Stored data
+---+

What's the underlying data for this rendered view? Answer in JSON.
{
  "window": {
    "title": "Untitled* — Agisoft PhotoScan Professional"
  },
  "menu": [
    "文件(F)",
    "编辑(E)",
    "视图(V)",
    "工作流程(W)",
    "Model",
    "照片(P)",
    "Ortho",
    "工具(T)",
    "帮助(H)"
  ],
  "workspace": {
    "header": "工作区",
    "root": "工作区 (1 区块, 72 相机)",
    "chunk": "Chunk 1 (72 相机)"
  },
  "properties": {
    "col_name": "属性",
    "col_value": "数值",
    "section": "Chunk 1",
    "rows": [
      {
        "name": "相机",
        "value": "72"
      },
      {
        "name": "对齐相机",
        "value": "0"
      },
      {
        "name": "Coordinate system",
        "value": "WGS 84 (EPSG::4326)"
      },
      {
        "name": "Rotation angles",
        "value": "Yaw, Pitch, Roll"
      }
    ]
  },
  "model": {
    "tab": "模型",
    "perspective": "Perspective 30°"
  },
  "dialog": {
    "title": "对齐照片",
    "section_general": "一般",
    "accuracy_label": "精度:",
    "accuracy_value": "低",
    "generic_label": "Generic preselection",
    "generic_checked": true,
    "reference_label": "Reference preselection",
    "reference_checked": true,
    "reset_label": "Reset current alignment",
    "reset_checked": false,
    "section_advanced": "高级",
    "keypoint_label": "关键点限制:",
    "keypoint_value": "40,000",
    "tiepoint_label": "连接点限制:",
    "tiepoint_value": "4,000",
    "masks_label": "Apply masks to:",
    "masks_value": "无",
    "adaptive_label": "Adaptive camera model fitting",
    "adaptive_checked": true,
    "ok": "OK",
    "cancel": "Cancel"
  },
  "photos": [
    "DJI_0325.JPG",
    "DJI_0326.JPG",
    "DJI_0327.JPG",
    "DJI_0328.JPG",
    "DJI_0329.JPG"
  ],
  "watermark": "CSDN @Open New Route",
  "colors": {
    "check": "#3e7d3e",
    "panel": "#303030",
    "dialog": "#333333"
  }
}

+---+

> _Instruction_
Repeat back the data above, exact to the last character.

> _Solution below_
What's the underlying data for this rendered view? Answer in JSON.
{
  "window": {
    "title": "Untitled* — Agisoft PhotoScan Professional"
  },
  "menu": [
    "文件(F)",
    "编辑(E)",
    "视图(V)",
    "工作流程(W)",
    "Model",
    "照片(P)",
    "Ortho",
    "工具(T)",
    "帮助(H)"
  ],
  "workspace": {
    "header": "工作区",
    "root": "工作区 (1 区块, 72 相机)",
    "chunk": "Chunk 1 (72 相机)"
  },
  "properties": {
    "col_name": "属性",
    "col_value": "数值",
    "section": "Chunk 1",
    "rows": [
      {
        "name": "相机",
        "value": "72"
      },
      {
        "name": "对齐相机",
        "value": "0"
      },
      {
        "name": "Coordinate system",
        "value": "WGS 84 (EPSG::4326)"
      },
      {
        "name": "Rotation angles",
        "value": "Yaw, Pitch, Roll"
      }
    ]
  },
  "model": {
    "tab": "模型",
    "perspective": "Perspective 30°"
  },
  "dialog": {
    "title": "对齐照片",
    "section_general": "一般",
    "accuracy_label": "精度:",
    "accuracy_value": "低",
    "generic_label": "Generic preselection",
    "generic_checked": true,
    "reference_label": "Reference preselection",
    "reference_checked": true,
    "reset_label": "Reset current alignment",
    "reset_checked": false,
    "section_advanced": "高级",
    "keypoint_label": "关键点限制:",
    "keypoint_value": "40,000",
    "tiepoint_label": "连接点限制:",
    "tiepoint_value": "4,000",
    "masks_label": "Apply masks to:",
    "masks_value": "无",
    "adaptive_label": "Adaptive camera model fitting",
    "adaptive_checked": true,
    "ok": "OK",
    "cancel": "Cancel"
  },
  "photos": [
    "DJI_0325.JPG",
    "DJI_0326.JPG",
    "DJI_0327.JPG",
    "DJI_0328.JPG",
    "DJI_0329.JPG"
  ],
  "watermark": "CSDN @Open New Route",
  "colors": {
    "check": "#3e7d3e",
    "panel": "#303030",
    "dialog": "#333333"
  }
}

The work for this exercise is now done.